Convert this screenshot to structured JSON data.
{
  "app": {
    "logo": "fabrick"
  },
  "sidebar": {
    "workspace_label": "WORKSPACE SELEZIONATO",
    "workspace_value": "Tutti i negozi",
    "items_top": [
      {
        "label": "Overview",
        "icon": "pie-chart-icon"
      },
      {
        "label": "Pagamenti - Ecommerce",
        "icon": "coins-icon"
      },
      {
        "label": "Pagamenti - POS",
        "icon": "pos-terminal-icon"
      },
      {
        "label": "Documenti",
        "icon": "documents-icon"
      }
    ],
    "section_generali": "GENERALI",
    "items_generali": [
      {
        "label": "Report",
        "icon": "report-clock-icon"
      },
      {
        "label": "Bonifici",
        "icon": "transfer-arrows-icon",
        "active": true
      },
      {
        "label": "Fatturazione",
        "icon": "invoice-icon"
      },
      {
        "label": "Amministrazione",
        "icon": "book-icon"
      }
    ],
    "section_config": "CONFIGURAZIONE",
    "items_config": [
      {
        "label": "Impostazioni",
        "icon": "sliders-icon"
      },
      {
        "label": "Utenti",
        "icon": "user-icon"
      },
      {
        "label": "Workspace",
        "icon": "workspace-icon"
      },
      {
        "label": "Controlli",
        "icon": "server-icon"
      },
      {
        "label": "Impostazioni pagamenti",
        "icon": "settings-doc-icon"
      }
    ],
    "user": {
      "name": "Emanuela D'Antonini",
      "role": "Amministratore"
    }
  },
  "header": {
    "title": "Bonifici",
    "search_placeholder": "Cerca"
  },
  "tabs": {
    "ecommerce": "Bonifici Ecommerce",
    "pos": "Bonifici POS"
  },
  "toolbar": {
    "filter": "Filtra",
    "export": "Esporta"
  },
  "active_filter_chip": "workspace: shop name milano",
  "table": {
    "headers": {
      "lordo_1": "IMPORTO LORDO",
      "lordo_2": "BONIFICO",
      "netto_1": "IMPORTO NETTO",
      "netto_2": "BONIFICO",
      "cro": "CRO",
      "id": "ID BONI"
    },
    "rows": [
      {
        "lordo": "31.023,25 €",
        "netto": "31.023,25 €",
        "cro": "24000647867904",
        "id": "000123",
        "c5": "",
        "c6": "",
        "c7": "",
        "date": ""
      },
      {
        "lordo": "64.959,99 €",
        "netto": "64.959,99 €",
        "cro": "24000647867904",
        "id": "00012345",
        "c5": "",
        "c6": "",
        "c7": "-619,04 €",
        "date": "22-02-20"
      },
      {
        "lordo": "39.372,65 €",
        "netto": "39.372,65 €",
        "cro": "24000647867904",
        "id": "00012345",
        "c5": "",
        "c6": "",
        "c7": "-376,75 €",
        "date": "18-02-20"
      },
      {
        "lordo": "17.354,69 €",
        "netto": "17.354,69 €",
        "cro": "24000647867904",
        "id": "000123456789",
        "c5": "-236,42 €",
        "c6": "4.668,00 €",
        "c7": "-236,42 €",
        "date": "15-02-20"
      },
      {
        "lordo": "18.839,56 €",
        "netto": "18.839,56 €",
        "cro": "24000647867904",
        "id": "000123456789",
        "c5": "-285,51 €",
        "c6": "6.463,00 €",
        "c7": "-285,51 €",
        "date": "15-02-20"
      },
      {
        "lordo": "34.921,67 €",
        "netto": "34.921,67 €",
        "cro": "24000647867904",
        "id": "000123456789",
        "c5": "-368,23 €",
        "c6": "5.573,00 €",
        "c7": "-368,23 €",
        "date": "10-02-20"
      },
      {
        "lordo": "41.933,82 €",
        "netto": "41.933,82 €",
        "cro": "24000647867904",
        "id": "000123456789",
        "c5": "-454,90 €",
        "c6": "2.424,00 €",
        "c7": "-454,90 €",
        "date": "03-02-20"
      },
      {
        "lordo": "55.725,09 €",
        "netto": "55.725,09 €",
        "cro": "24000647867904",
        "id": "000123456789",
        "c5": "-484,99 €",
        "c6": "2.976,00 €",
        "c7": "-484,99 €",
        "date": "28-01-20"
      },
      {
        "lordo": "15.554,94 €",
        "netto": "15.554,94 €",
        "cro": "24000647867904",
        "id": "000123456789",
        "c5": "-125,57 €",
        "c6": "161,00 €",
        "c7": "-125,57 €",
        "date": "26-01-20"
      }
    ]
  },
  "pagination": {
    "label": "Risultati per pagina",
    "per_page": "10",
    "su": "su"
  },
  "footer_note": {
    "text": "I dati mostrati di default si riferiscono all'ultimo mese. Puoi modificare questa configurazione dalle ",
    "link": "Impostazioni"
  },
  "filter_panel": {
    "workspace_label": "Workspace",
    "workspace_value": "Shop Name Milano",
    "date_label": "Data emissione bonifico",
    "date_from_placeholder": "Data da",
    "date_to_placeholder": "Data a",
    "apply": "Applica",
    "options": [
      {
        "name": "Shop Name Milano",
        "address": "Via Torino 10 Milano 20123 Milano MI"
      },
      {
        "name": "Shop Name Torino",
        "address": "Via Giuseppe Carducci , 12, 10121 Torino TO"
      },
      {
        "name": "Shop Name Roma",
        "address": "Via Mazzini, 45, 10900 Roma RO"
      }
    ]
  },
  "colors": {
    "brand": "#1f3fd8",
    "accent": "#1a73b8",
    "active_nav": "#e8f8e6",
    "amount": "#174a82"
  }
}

----------

=== THE TASK ===
Tell how many lines of the data include the word "Torino", and nothing else.

=== FULL SOLUTION ===
3